**Work to be completed**
Reproduce everything in the article on hyper-converged infrastructure below from "When it comes" down to "the failed hosts.", keeping each word and punctuation mark unchanged.

**Text extract**
---*---
Despite the enhanced separation that hyper-converged infrastructure can offer, it's better to mix environments and use rules to create a hardware-independent workload balance.

Hyper-converged infrastructure enables new levels of workload separation, but the recovery and performance benefits of mixing test and production environments still outweigh the advantages of isolated clusters.

Virtualized workloads are standard in the modern data center. There's virtualization in core production systems, test and dev environments, and virtual desktops. Each workload typically has its own resource needs and can affect your infrastructure differently.

For example, a virtual desktop infrastructure (VDI) can zap storage and cause I/O spikes. When you couple the performance aspects with the critical nature of your production environment, it's tempting to separate your test and production environments from each other and other workloads.

Using separate clustered hardware environments enables you to stage one environment geared for heavy I/O -- your production environment -- and create another environment to support a workload with a more demanding CPU need -- your test and dev environment. This ensures that each workload has the resources and availability it needs based on its criticality.

Hyper-converged infrastructure provides the ideal platform for creating these silos for your various test and production environments. You can set up multiple hyper-converged infrastructure appliances and have one dedicated to VDI and another to your core production environment. These mini-clusters create an ideal separation for workloads, but the approach has some downsides.

Disadvantages of clustered test and production environments

Hyper-converged infrastructure enables you to tune infrastructure and software according to the workload's needs, but it comes at a cost -- and not just the price tag.

Mini-clusters of hosts dedicated to a single purpose have limited failover capacity. You should design all the clusters with an N-1 redundancy so they can handle the failure of a single host. The cluster could be 4 nodes in a hyper-converged infrastructure frame or 15 nodes in a traditional rack deployment; both can support the loss of a single host, but they have different restart times.

If you have 50 VMs per host in both the 4-node appliance and the 15-node rack, the 4-node system must restart 50 VMs across 3 hosts, or just fewer than 17 VMs per host. In the 15-host situation, you're restarting 50 VMs across 14 hosts, or just fewer than 4 VMs per host. That is a pretty big difference in recovery time.

When it comes to recovery, larger clusters make a difference, but the criticality of the workload also plays a role. Clusters should be designed with an N-1 aspect, but what happens when you lose more than one host?

A hyper-converged infrastructure platform might change how you adjust the rules in relation to its various features, but it shouldn't stop you from mixing environments.

In a pure production environment, losing two hosts can cause a scramble for resources as the VMs come back online. If everything on that cluster is mission-critical, there are no workloads you can bump to speed the recovery of the most important VMs.

If your test and production environments share the same hosts, you can shut down the test and dev workloads to give additional resources to your production systems. This can keep core systems online and give you additional time to recover the failed hosts.

Besides the recovery reasons to mix workloads, the performance aspects can also help you optimize your hardware platforms. Mixing high-CPU workloads with intense memory workloads can prevent workloads from taxing one element of the infrastructure. This enables you to take a more balanced approach when buying your hardware platforms instead of having to scale up one element of the hardware platform for a specific workload need, which can be difficult to do with hyper-converged hardware platforms.
---*---
**Entries**
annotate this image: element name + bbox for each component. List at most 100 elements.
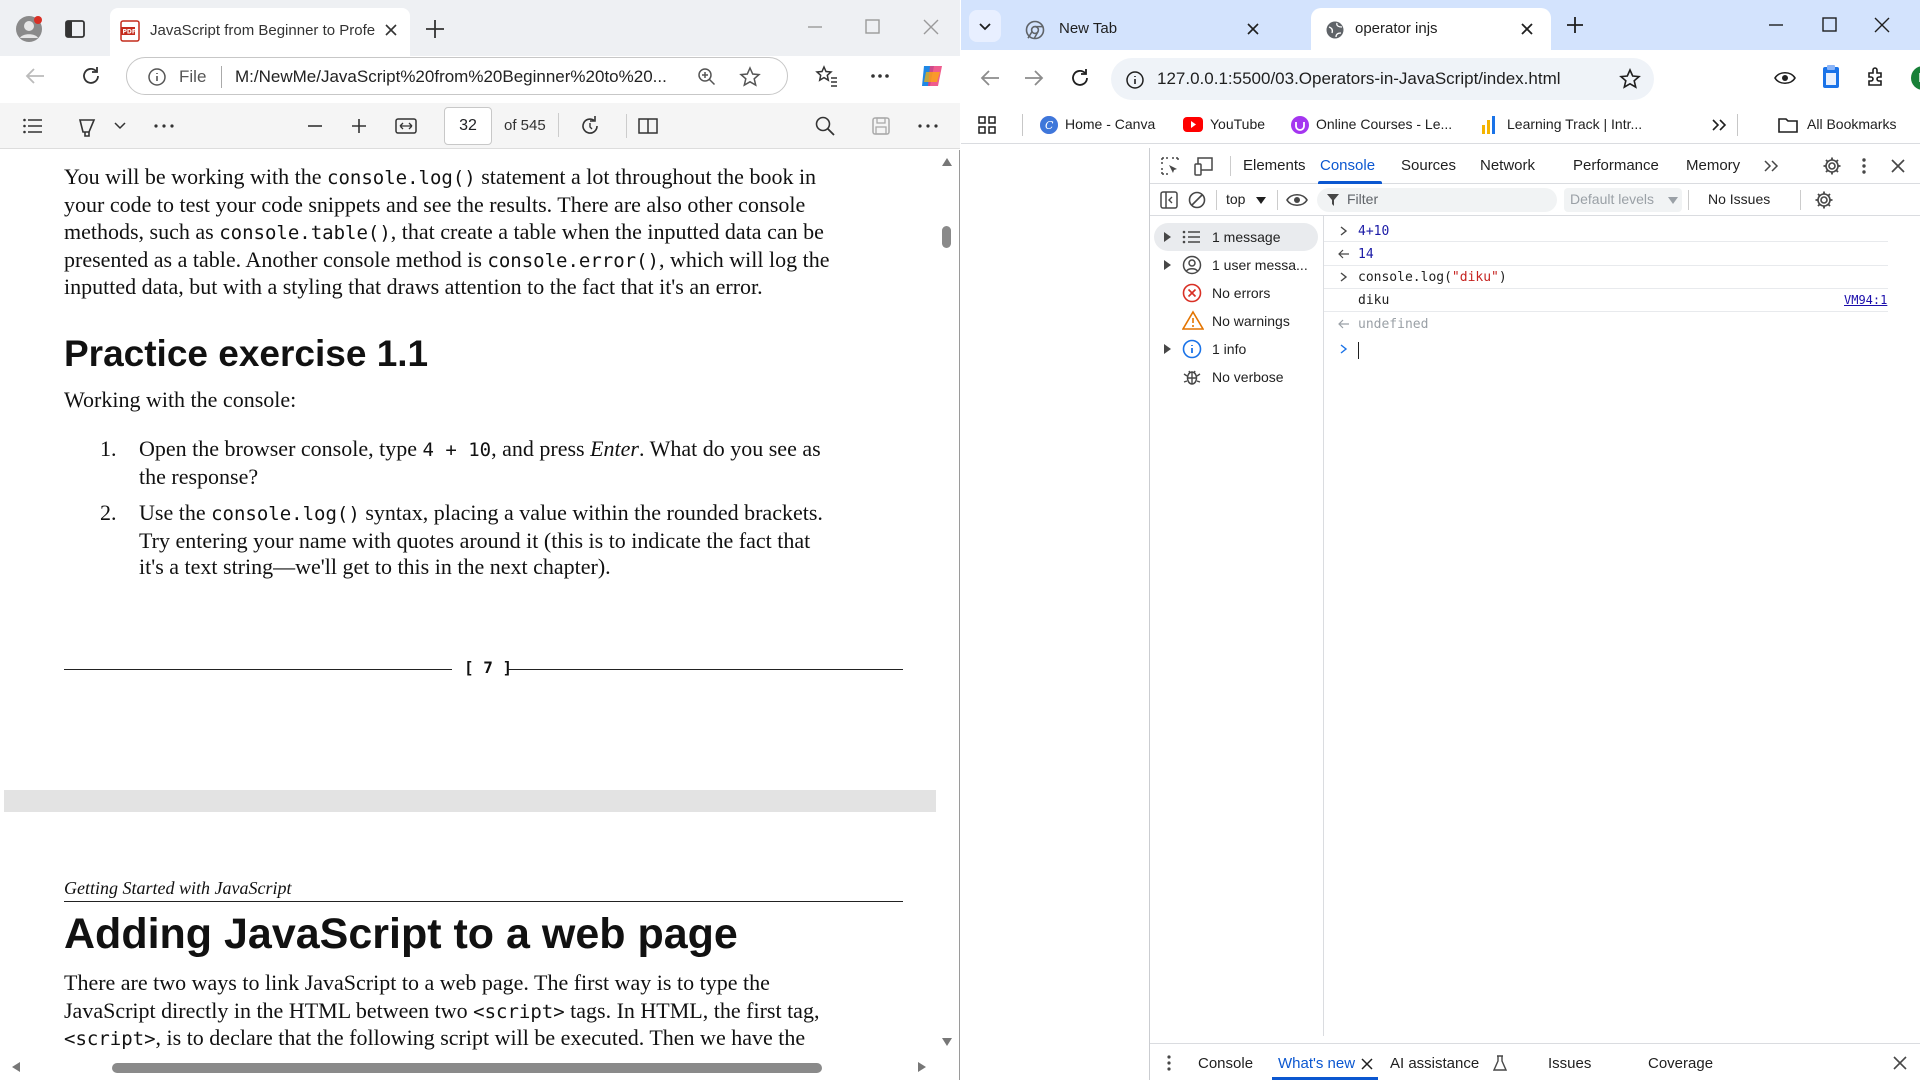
back-icon[interactable] xyxy=(979,67,1001,89)
pdf-more-icon[interactable] xyxy=(916,115,940,137)
tab-elements[interactable]: Elements xyxy=(1243,148,1306,184)
console-settings-icon[interactable] xyxy=(1814,190,1834,210)
horizontal-scrollbar[interactable] xyxy=(4,1056,937,1078)
drawer-tab-issues[interactable]: Issues xyxy=(1548,1055,1591,1072)
sidebar-item-user-messages[interactable]: 1 user messa... xyxy=(1150,251,1320,279)
tab-memory[interactable]: Memory xyxy=(1686,148,1740,184)
inspect-element-icon[interactable] xyxy=(1160,156,1180,176)
eye-icon[interactable] xyxy=(1773,66,1797,90)
tab-console[interactable]: Console xyxy=(1320,148,1375,184)
close-window-icon[interactable] xyxy=(1873,16,1891,34)
bookmark-star-icon[interactable] xyxy=(1619,68,1641,90)
info-icon[interactable] xyxy=(147,67,167,87)
refresh-icon[interactable] xyxy=(80,65,102,87)
profile-avatar[interactable]: D xyxy=(1911,66,1920,90)
device-toolbar-icon[interactable] xyxy=(1194,156,1216,176)
drawer-tab-ai-assistance[interactable]: AI assistance xyxy=(1390,1055,1479,1072)
tab-new-tab[interactable]: New Tab xyxy=(1015,8,1279,50)
tab-search-button[interactable] xyxy=(969,10,1001,42)
issues-count[interactable]: No Issues xyxy=(1708,191,1770,207)
close-drawer-tab-icon[interactable] xyxy=(1361,1058,1373,1070)
exercise-item-2: Use the console.log() syntax, placing a … xyxy=(139,500,823,581)
maximize-icon[interactable] xyxy=(1821,16,1839,34)
refresh-icon[interactable] xyxy=(1069,67,1091,89)
devtools-menu-icon[interactable] xyxy=(1860,156,1868,176)
copilot-icon[interactable] xyxy=(918,62,946,90)
more-tabs-icon[interactable] xyxy=(1763,159,1779,173)
page-view-icon[interactable] xyxy=(636,115,660,137)
page-content[interactable] xyxy=(961,144,1149,1080)
draw-icon[interactable] xyxy=(76,114,100,138)
tab-actions-icon[interactable] xyxy=(64,18,86,40)
filter-input[interactable]: Filter xyxy=(1317,188,1557,212)
zoom-icon[interactable] xyxy=(697,67,717,87)
console-output[interactable]: 4+10 14 console.log("diku") diku VM94:1 … xyxy=(1324,216,1920,1036)
vertical-scrollbar[interactable] xyxy=(937,150,956,1056)
scroll-thumb[interactable] xyxy=(112,1063,822,1073)
chevron-down-icon[interactable] xyxy=(114,121,126,131)
back-icon[interactable] xyxy=(24,65,46,87)
favorites-icon[interactable] xyxy=(815,64,839,88)
zoom-in-icon[interactable] xyxy=(348,115,370,137)
drawer-tab-coverage[interactable]: Coverage xyxy=(1648,1055,1713,1072)
text-line: your code to test your code snippets and… xyxy=(64,192,914,220)
log-source-link[interactable]: VM94:1 xyxy=(1844,293,1887,307)
new-tab-icon[interactable] xyxy=(1565,15,1585,35)
console-toolbar: top Filter Default levels No Issues xyxy=(1150,184,1920,216)
more-options-icon[interactable] xyxy=(868,64,892,88)
close-tab-icon[interactable] xyxy=(1245,21,1261,37)
tab-operator-injs[interactable]: operator injs xyxy=(1311,8,1551,50)
text-run: JavaScript directly in the HTML between … xyxy=(64,997,474,1023)
extensions-icon[interactable] xyxy=(1865,65,1889,89)
sidebar-item-warnings[interactable]: No warnings xyxy=(1150,307,1320,335)
sidebar-item-verbose[interactable]: No verbose xyxy=(1150,363,1320,391)
more-tools-icon[interactable] xyxy=(152,115,176,137)
close-tab-icon[interactable] xyxy=(383,22,399,38)
omnibox[interactable]: 127.0.0.1:5500/03.Operators-in-JavaScrip… xyxy=(1111,58,1654,100)
live-expression-eye-icon[interactable] xyxy=(1285,190,1309,210)
close-devtools-icon[interactable] xyxy=(1890,158,1906,174)
profile-icon[interactable] xyxy=(14,14,44,44)
pdf-tab[interactable]: PDF JavaScript from Beginner to Profe xyxy=(110,8,410,56)
drawer-tab-whats-new[interactable]: What's new xyxy=(1278,1055,1355,1072)
close-tab-icon[interactable] xyxy=(1519,21,1535,37)
contents-icon[interactable] xyxy=(22,115,44,137)
clipboard-extension-icon[interactable] xyxy=(1819,64,1843,90)
pdf-viewer[interactable]: You will be working with the console.log… xyxy=(4,150,956,1080)
apps-grid-icon[interactable] xyxy=(977,115,997,135)
minimize-icon[interactable] xyxy=(1767,16,1785,34)
clear-console-icon[interactable] xyxy=(1188,191,1206,209)
pdf-toolbar: 32 of 545 xyxy=(0,103,960,149)
scroll-thumb[interactable] xyxy=(942,226,951,248)
rotate-icon[interactable] xyxy=(578,114,602,138)
zoom-out-icon[interactable] xyxy=(304,115,326,137)
more-bookmarks-icon[interactable] xyxy=(1711,118,1727,132)
drawer-menu-icon[interactable] xyxy=(1166,1054,1172,1072)
close-drawer-icon[interactable] xyxy=(1893,1056,1907,1070)
fit-width-icon[interactable] xyxy=(394,115,418,137)
sidebar-item-errors[interactable]: No errors xyxy=(1150,279,1320,307)
sidebar-toggle-icon[interactable] xyxy=(1160,191,1178,209)
footer-rule-left xyxy=(64,669,452,670)
new-tab-icon[interactable] xyxy=(424,18,446,40)
save-icon[interactable] xyxy=(870,115,892,137)
tab-sources[interactable]: Sources xyxy=(1401,148,1456,184)
tab-network[interactable]: Network xyxy=(1480,148,1535,184)
favorite-star-icon[interactable] xyxy=(739,66,761,88)
log-levels-dropdown[interactable]: Default levels xyxy=(1564,188,1682,212)
settings-gear-icon[interactable] xyxy=(1822,156,1842,176)
maximize-icon[interactable] xyxy=(864,18,882,36)
page-number-input[interactable]: 32 xyxy=(444,107,492,145)
context-selector[interactable]: top xyxy=(1222,188,1272,212)
minimize-icon[interactable] xyxy=(806,18,824,36)
tab-performance[interactable]: Performance xyxy=(1573,148,1659,184)
forward-icon[interactable] xyxy=(1023,67,1045,89)
search-icon[interactable] xyxy=(814,115,836,137)
console-prompt[interactable] xyxy=(1324,338,1888,362)
sidebar-item-messages[interactable]: 1 message xyxy=(1150,223,1320,251)
close-window-icon[interactable] xyxy=(922,18,940,36)
site-info-icon[interactable] xyxy=(1125,70,1145,90)
drawer-tab-console[interactable]: Console xyxy=(1198,1055,1253,1072)
address-bar[interactable]: File M:/NewMe/JavaScript%20from%20Beginn… xyxy=(126,57,788,95)
sidebar-item-info[interactable]: 1 info xyxy=(1150,335,1320,363)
---*---
**The reply**
When it comes to recovery, larger clusters make a difference, but the criticality of the workload also plays a role. Clusters should be designed with an N-1 aspect, but what happens when you lose more than one host?

A hyper-converged infrastructure platform might change how you adjust the rules in relation to its various features, but it shouldn't stop you from mixing environments.

In a pure production environment, losing two hosts can cause a scramble for resources as the VMs come back online. If everything on that cluster is mission-critical, there are no workloads you can bump to speed the recovery of the most important VMs.

If your test and production environments share the same hosts, you can shut down the test and dev workloads to give additional resources to your production systems. This can keep core systems online and give you additional time to recover the failed hosts.